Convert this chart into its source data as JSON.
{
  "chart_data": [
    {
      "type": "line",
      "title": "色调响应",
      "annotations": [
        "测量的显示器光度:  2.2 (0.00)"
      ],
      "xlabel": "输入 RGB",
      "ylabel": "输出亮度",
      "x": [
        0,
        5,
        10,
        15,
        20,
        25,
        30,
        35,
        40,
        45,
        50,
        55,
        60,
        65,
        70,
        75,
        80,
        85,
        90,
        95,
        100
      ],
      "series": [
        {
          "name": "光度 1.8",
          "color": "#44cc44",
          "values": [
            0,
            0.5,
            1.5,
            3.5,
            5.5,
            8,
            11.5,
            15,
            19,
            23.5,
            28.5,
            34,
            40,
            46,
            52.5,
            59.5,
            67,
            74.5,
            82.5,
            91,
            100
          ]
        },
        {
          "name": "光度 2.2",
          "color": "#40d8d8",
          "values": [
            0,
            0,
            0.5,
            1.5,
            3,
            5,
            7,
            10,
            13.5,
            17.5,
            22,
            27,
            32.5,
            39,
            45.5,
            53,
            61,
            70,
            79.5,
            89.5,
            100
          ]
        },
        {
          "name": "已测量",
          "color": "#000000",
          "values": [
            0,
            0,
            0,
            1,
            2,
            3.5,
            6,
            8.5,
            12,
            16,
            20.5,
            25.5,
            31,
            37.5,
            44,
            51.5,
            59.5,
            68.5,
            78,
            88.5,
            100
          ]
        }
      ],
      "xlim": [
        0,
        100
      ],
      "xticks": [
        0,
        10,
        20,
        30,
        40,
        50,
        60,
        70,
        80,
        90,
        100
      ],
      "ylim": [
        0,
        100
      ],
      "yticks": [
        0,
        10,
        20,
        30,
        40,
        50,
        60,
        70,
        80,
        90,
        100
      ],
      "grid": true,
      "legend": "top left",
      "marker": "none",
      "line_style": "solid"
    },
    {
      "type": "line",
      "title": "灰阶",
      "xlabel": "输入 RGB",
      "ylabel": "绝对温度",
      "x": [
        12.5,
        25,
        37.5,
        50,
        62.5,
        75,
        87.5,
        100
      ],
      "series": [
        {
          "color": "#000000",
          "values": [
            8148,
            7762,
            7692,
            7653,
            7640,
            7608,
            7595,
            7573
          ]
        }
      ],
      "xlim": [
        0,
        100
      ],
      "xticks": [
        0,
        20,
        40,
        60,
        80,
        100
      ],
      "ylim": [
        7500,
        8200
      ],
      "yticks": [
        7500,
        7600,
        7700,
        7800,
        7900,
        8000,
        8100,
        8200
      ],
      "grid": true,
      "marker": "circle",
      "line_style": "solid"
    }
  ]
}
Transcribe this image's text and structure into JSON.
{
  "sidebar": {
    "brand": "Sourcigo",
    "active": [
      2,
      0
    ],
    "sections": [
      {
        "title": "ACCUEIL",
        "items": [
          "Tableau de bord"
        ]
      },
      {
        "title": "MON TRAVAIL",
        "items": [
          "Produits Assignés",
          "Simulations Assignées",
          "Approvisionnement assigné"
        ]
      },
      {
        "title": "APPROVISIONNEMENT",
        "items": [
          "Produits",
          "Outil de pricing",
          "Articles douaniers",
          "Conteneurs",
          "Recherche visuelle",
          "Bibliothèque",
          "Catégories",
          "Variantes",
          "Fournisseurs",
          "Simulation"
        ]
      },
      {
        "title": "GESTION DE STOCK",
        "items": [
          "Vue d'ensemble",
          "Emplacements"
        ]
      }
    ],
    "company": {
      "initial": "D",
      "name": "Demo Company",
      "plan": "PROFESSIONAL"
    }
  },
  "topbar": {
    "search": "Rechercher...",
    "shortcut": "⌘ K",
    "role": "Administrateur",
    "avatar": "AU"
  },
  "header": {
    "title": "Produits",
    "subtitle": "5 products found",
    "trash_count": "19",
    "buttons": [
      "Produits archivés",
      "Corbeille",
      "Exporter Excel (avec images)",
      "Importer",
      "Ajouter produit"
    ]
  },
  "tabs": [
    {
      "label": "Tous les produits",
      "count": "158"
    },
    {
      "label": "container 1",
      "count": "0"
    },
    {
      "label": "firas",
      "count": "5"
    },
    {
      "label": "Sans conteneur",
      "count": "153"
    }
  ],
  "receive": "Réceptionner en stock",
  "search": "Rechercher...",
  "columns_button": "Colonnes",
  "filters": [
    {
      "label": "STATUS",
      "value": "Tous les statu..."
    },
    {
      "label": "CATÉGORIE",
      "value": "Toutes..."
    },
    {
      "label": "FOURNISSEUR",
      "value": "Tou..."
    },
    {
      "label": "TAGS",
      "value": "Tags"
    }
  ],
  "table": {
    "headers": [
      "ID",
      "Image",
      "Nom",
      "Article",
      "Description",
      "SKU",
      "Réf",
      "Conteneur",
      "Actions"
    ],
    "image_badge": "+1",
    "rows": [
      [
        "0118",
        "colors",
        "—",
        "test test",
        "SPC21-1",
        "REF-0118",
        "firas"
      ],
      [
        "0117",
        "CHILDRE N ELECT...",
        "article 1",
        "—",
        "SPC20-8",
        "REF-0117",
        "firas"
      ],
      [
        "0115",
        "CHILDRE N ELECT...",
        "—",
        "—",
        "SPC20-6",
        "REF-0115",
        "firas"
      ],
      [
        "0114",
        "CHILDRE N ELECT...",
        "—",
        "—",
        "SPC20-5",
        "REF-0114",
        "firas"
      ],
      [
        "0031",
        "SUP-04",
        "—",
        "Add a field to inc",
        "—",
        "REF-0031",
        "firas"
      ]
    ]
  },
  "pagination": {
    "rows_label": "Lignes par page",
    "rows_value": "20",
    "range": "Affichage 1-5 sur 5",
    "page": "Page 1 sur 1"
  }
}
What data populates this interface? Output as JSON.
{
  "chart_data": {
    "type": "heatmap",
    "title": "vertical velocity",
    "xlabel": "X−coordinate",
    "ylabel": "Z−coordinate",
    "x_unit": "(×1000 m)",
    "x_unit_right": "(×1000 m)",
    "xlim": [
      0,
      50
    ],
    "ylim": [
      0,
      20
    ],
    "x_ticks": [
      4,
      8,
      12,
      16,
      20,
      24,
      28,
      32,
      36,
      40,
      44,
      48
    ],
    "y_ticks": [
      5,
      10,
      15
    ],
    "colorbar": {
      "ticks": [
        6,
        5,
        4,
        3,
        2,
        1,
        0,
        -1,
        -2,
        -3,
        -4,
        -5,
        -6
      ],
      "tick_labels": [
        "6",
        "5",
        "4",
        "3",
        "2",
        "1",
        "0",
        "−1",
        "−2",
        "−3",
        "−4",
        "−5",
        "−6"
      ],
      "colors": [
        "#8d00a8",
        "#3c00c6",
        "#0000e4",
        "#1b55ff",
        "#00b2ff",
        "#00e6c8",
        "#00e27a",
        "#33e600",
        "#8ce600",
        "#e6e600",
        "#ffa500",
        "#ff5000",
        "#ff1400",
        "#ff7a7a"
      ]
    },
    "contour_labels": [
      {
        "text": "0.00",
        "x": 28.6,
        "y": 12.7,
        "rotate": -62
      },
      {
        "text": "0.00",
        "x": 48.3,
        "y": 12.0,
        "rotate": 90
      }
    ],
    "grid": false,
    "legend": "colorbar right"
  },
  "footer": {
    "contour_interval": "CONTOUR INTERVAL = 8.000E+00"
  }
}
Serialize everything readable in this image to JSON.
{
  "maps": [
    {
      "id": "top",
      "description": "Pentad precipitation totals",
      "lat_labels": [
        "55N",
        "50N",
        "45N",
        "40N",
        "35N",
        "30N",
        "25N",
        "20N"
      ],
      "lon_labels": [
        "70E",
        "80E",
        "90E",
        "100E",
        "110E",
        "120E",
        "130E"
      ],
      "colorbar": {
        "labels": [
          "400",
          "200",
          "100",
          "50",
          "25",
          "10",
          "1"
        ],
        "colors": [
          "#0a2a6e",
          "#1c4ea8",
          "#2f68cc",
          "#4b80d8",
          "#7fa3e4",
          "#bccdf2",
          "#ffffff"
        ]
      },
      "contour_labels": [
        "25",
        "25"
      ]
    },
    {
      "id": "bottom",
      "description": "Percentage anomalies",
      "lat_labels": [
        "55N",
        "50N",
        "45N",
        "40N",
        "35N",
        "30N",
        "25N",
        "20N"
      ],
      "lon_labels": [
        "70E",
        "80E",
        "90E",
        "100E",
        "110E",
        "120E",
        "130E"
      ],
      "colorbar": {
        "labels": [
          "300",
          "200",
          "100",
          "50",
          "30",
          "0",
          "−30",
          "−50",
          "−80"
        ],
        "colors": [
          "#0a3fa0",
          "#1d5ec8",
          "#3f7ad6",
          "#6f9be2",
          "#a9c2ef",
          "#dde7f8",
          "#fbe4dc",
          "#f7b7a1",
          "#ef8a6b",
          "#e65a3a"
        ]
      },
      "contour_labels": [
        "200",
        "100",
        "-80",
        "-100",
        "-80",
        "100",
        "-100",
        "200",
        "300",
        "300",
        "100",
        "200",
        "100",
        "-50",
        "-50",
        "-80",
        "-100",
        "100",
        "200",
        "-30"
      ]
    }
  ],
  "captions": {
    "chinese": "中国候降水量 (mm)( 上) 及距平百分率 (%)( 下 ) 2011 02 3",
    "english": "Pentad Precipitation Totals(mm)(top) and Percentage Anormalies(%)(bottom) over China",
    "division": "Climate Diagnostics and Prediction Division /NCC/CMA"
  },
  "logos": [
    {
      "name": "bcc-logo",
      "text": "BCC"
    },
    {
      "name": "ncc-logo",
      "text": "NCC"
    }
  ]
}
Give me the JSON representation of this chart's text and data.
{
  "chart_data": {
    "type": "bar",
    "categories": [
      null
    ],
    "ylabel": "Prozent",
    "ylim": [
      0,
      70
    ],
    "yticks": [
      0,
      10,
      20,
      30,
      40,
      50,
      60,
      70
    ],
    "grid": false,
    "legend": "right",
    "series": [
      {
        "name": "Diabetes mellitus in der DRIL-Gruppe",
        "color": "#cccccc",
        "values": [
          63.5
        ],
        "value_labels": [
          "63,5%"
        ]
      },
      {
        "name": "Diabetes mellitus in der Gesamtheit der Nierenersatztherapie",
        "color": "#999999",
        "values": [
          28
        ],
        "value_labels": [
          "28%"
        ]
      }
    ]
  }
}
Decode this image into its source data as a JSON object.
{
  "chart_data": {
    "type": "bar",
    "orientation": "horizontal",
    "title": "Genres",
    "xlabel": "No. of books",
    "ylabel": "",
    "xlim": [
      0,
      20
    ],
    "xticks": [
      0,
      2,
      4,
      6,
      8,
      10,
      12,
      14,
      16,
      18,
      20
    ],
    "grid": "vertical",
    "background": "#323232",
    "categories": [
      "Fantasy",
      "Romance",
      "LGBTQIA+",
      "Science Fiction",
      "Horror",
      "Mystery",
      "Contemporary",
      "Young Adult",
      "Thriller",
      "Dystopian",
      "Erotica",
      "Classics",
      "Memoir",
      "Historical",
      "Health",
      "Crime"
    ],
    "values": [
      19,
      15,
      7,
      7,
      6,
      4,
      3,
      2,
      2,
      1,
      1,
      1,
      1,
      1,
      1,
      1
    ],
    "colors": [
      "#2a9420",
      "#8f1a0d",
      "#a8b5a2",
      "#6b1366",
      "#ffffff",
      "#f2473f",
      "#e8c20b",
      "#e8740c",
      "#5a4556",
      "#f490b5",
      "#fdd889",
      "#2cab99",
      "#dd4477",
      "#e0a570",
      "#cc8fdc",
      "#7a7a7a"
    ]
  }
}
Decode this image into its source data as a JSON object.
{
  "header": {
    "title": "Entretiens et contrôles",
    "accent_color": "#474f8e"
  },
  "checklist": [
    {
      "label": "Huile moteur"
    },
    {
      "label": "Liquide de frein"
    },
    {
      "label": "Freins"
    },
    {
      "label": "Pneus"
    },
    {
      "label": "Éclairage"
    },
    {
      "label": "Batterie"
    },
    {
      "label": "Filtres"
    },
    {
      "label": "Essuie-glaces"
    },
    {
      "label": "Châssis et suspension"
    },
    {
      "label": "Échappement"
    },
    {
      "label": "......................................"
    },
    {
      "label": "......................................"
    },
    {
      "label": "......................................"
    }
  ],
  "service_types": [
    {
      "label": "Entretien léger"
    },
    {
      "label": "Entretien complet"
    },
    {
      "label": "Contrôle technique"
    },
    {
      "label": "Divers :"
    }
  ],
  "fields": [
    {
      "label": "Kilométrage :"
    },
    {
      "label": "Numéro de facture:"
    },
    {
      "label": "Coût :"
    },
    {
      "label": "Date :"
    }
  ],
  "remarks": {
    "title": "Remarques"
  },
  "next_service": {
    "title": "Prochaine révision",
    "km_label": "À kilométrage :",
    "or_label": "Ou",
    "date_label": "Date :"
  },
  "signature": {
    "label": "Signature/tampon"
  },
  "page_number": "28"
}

---*---

*WORK TO DO*. Copy out every line from the material above in which the word "coordinate" appears.

*THE ANSWER*.
    "xlabel": "X−coordinate",
    "ylabel": "Z−coordinate",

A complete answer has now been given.